What you have to do: Which lines include the word "Pole"? Copy each of them.

Saved entries:
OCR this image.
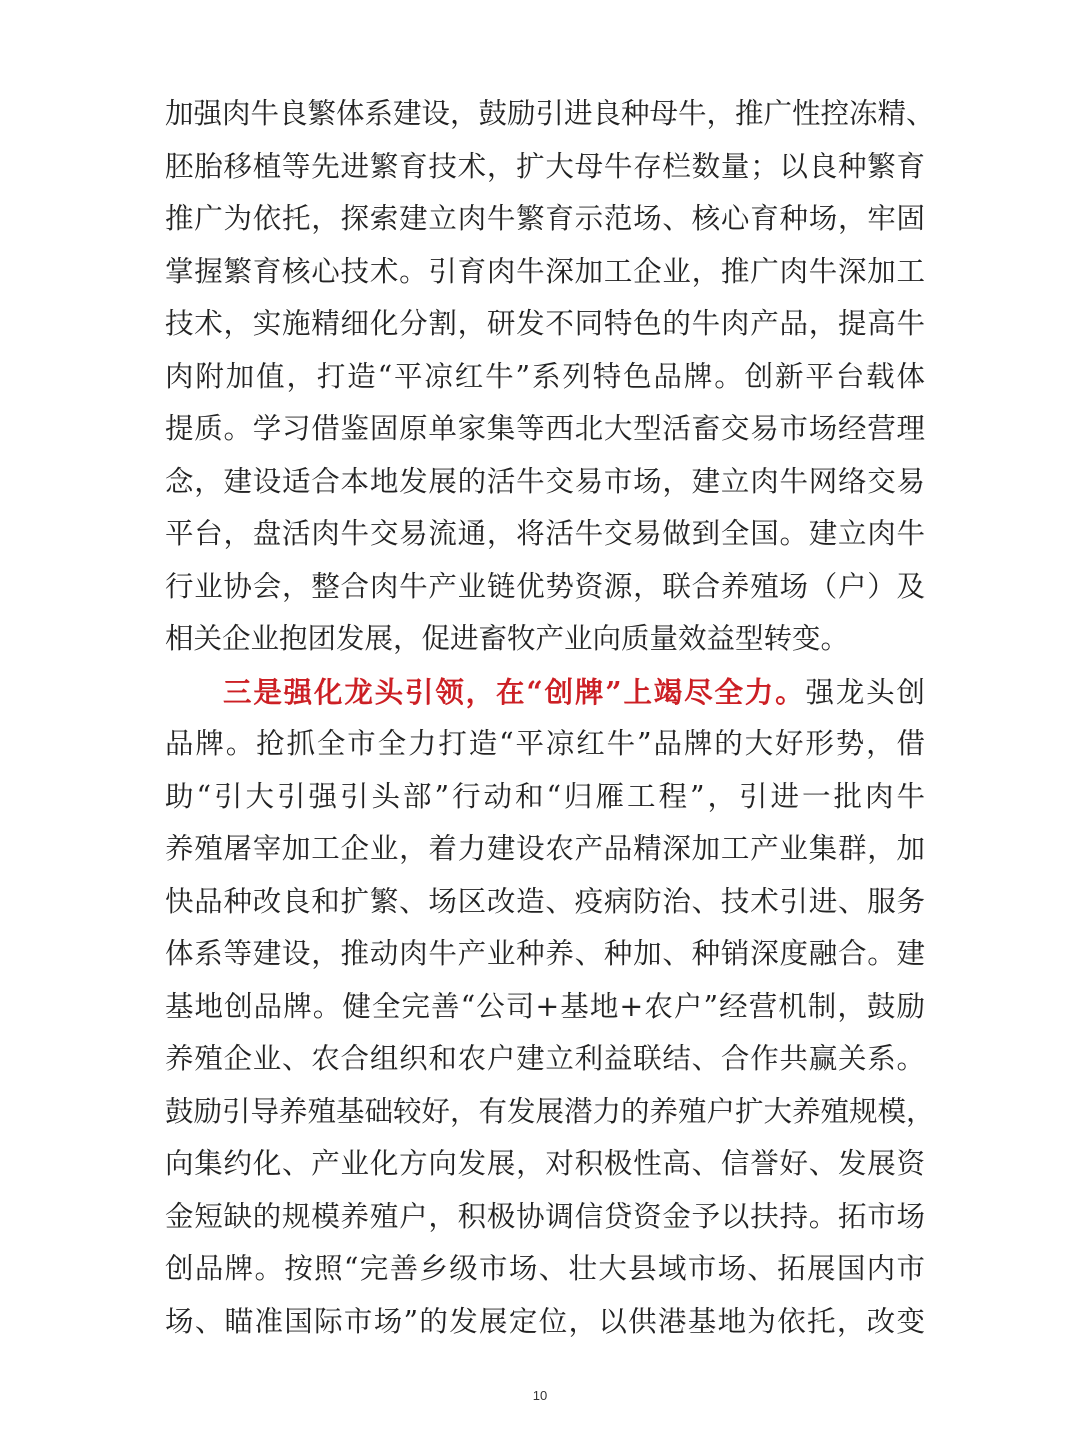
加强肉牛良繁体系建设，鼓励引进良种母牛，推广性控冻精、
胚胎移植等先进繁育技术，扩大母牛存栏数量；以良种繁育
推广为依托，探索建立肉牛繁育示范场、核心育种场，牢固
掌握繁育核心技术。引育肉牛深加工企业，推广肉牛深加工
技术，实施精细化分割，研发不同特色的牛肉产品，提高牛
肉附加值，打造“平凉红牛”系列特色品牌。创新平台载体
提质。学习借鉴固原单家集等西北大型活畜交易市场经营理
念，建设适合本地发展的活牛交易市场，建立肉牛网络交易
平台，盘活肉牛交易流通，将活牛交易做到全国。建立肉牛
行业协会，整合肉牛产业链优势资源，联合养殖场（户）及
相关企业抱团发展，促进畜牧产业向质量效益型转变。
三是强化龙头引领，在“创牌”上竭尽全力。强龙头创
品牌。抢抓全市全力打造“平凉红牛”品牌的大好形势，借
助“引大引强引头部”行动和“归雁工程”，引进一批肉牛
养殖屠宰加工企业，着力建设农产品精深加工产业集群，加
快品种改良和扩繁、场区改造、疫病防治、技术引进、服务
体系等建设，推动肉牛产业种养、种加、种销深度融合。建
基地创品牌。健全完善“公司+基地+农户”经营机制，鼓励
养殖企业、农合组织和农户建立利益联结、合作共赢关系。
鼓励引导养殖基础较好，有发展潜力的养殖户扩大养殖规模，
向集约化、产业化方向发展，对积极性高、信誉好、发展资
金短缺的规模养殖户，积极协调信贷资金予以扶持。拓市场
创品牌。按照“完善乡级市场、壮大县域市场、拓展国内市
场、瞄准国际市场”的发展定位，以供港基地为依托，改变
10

==

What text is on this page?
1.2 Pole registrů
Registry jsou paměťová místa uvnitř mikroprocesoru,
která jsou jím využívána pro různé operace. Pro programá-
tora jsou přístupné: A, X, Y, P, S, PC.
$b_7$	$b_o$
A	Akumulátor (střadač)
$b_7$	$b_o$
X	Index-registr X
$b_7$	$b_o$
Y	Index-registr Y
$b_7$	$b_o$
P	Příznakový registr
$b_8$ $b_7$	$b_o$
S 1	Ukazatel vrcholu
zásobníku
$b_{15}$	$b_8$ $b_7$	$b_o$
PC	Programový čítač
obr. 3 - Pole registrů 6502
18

Result below:
1.2 Pole registrů
obr. 3 - Pole registrů 6502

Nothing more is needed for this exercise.